=== What you are asked to do ===
Output the rows as a numbered list, omitting any blank lines, starting at the row containing "List each element" and ending at the row containing "p3-text-b: (2009/625/EG). Där", both included.

········

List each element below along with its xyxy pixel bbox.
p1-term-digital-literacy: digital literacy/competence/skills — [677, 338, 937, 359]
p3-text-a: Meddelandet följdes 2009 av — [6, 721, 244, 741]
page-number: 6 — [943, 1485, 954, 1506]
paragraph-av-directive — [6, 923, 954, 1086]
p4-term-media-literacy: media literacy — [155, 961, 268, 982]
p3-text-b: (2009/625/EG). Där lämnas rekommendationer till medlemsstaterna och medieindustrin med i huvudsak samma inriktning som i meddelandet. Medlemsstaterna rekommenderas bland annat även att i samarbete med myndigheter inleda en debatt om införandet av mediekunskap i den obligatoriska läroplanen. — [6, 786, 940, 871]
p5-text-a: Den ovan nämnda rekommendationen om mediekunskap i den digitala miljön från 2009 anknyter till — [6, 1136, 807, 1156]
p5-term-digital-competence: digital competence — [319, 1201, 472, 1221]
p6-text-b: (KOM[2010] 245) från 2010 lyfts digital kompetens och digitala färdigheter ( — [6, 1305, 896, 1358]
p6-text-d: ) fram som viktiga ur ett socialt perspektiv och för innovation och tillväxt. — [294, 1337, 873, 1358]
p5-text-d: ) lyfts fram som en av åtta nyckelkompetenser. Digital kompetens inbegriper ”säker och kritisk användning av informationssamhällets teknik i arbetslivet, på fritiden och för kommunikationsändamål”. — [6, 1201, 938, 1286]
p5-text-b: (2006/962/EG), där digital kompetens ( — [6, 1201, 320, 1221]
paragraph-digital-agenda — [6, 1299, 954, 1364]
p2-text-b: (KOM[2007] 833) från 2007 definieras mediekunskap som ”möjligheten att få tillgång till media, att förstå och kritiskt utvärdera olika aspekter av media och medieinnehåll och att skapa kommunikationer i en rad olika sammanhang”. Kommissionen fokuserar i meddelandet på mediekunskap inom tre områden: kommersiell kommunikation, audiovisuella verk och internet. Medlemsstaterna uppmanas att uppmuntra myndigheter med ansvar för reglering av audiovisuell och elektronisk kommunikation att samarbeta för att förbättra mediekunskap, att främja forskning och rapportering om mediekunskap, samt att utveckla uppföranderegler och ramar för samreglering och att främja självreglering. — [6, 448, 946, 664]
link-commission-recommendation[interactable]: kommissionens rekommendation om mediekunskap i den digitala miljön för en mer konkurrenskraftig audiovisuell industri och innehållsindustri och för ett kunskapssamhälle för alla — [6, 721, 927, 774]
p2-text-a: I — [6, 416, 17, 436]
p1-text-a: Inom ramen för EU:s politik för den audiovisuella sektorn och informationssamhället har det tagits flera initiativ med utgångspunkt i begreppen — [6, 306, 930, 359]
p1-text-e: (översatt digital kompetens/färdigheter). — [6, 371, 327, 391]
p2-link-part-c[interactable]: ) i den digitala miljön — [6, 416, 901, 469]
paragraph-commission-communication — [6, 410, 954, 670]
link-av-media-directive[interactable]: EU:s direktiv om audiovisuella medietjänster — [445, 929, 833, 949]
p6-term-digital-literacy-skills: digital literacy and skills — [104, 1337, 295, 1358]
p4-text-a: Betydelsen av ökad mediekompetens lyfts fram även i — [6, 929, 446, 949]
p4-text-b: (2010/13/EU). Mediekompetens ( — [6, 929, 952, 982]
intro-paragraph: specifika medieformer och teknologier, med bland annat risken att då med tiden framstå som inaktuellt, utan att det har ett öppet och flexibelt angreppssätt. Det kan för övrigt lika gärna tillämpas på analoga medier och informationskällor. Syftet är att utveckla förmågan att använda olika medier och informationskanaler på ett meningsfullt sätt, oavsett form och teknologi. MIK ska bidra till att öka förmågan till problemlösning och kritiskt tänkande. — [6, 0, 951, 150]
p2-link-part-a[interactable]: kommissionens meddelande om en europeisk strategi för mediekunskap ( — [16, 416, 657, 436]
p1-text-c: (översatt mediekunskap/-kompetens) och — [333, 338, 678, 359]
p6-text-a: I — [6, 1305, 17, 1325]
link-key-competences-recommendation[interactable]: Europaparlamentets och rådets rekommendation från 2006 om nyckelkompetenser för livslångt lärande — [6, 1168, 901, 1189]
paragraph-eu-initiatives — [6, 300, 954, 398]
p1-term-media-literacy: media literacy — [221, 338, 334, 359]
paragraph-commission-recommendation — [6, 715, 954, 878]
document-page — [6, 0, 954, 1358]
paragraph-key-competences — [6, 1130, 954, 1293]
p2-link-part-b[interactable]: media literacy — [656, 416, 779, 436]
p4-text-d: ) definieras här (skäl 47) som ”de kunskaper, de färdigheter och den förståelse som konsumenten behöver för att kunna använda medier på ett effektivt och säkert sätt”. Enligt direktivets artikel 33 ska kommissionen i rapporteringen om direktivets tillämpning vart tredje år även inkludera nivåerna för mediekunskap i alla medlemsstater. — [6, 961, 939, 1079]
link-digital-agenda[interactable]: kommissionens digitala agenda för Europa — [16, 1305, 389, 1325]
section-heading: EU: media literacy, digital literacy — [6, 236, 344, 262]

········

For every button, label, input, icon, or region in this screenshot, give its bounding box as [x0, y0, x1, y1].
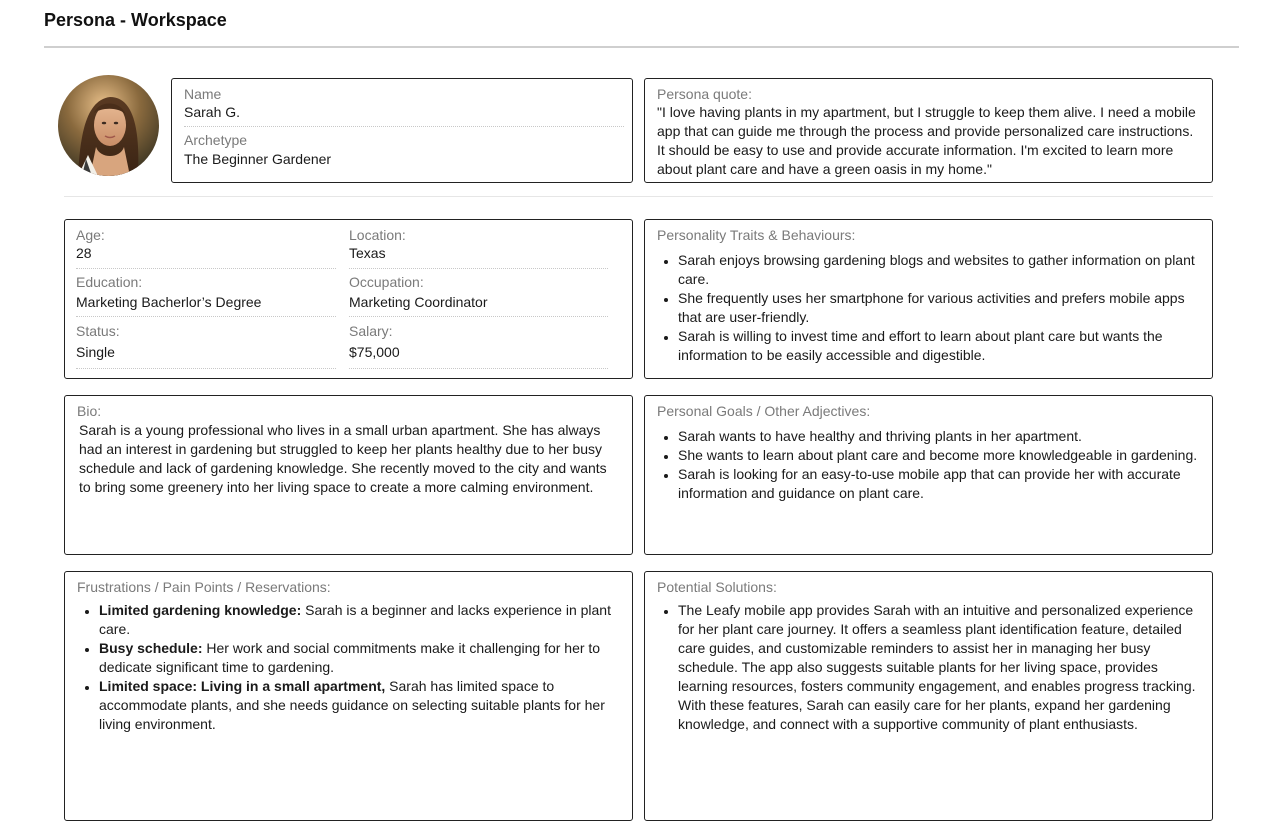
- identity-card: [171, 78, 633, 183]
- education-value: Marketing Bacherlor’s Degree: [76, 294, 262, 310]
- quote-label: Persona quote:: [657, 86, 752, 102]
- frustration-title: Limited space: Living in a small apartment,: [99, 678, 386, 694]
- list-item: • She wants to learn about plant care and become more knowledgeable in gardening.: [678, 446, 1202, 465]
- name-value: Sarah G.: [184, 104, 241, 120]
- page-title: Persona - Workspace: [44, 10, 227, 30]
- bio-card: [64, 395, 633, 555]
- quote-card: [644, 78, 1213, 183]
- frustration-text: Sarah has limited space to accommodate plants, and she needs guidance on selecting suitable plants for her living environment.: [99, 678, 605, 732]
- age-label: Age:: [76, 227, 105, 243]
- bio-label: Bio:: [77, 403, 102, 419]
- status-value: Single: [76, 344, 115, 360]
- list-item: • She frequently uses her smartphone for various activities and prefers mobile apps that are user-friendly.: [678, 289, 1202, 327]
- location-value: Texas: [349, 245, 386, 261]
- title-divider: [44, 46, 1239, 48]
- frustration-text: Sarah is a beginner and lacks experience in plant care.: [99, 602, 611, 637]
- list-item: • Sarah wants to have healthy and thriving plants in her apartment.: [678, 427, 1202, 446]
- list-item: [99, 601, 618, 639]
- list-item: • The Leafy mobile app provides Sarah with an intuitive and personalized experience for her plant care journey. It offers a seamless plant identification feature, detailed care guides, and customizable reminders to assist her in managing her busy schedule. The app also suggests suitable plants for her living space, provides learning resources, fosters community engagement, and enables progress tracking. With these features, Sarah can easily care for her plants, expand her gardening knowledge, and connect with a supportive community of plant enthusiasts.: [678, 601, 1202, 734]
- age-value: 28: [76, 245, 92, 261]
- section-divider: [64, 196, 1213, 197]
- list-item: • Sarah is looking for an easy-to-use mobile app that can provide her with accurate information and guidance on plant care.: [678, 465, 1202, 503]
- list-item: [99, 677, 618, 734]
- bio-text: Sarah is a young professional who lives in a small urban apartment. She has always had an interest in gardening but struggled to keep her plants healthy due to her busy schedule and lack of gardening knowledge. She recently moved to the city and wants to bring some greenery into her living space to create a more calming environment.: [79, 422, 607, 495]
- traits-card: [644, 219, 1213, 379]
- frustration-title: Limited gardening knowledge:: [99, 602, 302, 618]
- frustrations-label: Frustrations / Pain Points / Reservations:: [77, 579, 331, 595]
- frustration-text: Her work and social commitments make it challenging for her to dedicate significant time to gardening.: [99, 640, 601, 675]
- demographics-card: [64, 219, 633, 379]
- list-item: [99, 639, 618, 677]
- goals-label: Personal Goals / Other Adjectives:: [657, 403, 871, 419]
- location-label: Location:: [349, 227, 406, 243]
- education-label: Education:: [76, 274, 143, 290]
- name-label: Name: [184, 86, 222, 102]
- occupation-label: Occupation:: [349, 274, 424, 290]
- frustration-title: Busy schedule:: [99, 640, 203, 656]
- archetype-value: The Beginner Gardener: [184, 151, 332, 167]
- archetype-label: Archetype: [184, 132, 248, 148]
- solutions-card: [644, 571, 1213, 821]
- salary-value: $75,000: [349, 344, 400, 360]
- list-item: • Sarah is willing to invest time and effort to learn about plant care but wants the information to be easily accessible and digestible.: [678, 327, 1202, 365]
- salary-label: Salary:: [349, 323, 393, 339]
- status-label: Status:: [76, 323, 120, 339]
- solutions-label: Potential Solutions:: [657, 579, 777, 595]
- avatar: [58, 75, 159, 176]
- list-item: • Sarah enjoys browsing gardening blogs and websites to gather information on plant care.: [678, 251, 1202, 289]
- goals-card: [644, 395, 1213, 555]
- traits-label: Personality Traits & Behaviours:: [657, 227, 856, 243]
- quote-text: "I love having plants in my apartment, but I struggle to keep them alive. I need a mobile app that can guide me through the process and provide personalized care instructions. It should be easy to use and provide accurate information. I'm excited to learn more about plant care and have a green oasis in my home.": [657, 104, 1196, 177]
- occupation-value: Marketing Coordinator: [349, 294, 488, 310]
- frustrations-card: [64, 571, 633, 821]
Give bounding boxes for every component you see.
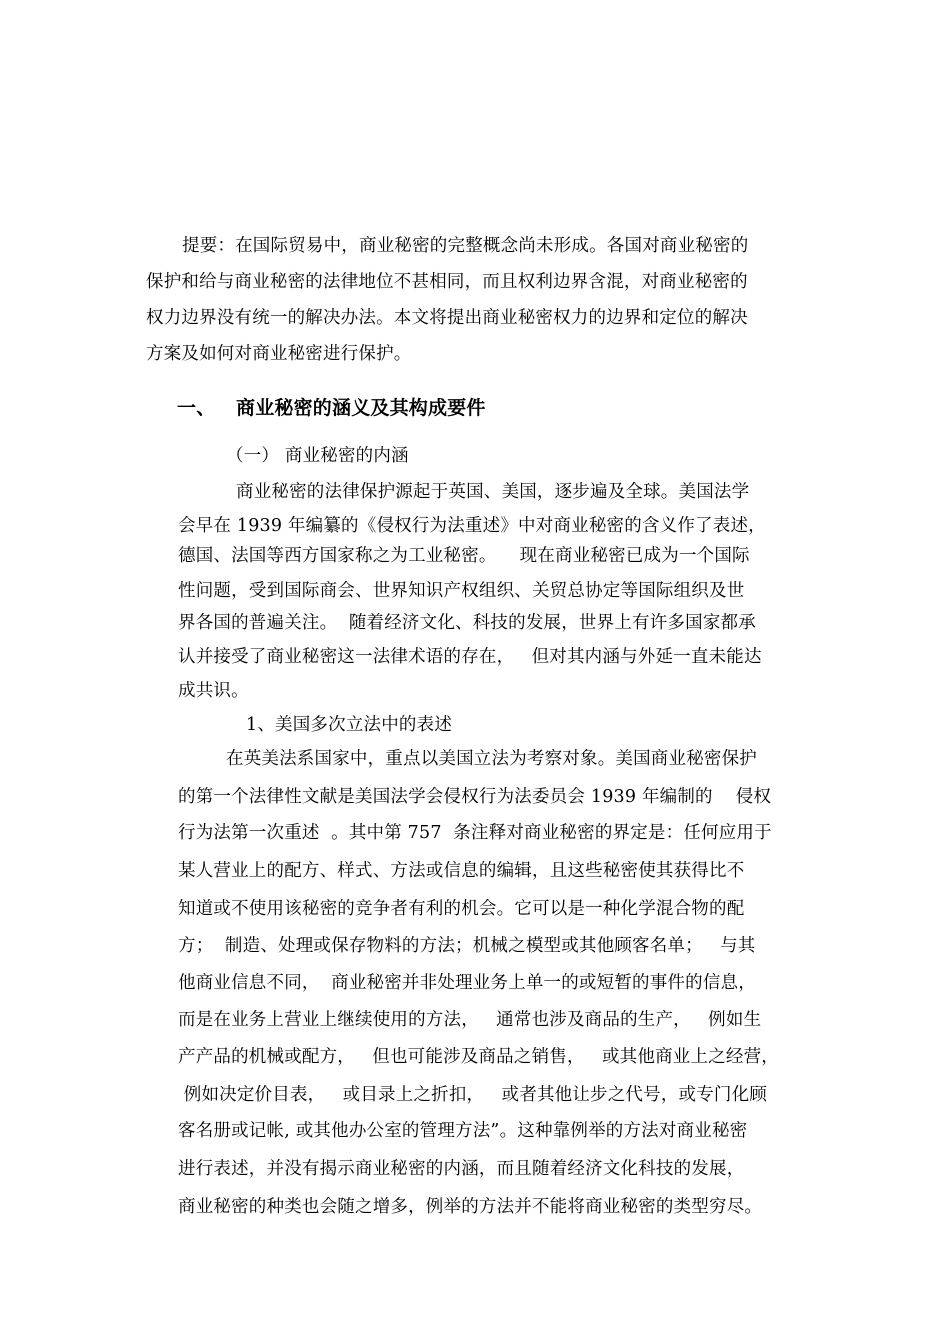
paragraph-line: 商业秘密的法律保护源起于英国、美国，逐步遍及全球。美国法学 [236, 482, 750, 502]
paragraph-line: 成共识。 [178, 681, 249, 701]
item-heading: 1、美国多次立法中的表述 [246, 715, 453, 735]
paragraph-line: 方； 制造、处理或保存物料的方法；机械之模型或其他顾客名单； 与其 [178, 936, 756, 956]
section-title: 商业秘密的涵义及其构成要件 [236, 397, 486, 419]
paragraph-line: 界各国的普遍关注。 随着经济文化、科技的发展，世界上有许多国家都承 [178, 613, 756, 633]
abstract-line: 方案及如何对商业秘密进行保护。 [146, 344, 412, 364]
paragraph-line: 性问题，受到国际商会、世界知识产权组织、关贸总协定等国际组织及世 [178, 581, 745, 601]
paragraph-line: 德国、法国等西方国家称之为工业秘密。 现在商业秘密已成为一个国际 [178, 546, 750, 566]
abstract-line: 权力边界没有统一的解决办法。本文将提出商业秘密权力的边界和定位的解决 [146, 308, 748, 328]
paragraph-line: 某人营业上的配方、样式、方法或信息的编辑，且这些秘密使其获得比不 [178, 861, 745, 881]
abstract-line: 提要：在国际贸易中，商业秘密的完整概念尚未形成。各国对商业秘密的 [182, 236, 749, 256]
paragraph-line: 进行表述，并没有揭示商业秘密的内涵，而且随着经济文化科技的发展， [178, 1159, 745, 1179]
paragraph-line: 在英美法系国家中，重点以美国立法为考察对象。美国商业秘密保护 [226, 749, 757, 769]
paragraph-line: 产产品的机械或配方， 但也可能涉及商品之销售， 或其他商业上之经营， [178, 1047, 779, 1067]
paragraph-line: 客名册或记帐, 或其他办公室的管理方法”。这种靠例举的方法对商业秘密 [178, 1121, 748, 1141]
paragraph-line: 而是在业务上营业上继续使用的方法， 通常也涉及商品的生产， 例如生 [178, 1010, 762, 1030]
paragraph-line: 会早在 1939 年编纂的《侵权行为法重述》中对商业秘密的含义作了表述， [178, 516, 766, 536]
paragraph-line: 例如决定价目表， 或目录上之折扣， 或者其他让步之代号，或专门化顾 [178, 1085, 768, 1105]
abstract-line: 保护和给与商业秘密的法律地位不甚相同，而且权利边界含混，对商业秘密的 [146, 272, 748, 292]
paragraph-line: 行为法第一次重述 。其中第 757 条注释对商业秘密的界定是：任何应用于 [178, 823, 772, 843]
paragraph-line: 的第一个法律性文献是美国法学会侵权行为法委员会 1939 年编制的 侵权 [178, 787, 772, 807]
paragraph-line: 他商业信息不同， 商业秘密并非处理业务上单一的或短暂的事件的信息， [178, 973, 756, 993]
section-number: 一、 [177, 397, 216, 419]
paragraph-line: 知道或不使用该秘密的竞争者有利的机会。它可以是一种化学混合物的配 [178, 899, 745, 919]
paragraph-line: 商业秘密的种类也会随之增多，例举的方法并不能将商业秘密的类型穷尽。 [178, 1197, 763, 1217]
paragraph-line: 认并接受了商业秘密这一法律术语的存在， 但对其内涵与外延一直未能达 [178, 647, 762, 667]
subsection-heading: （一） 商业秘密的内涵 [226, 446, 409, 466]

········

=== Output of the exercise ===
1. List each element below along with its xyxy pixel bbox.
2. p1-term-digital-literacy: digital literacy/competence/skills — [677, 338, 937, 359]
3. p3-text-a: Meddelandet följdes 2009 av — [6, 721, 244, 741]
4. page-number: 6 — [943, 1485, 954, 1506]
5. paragraph-av-directive — [6, 923, 954, 1086]
6. p4-term-media-literacy: media literacy — [155, 961, 268, 982]
7. p3-text-b: (2009/625/EG). Där lämnas rekommendationer till medlemsstaterna och medieindustrin med i huvudsak samma inriktning som i meddelandet. Medlemsstaterna rekommenderas bland annat även att i samarbete med myndigheter inleda en debatt om införandet av mediekunskap i den obligatoriska läroplanen. — [6, 786, 940, 871]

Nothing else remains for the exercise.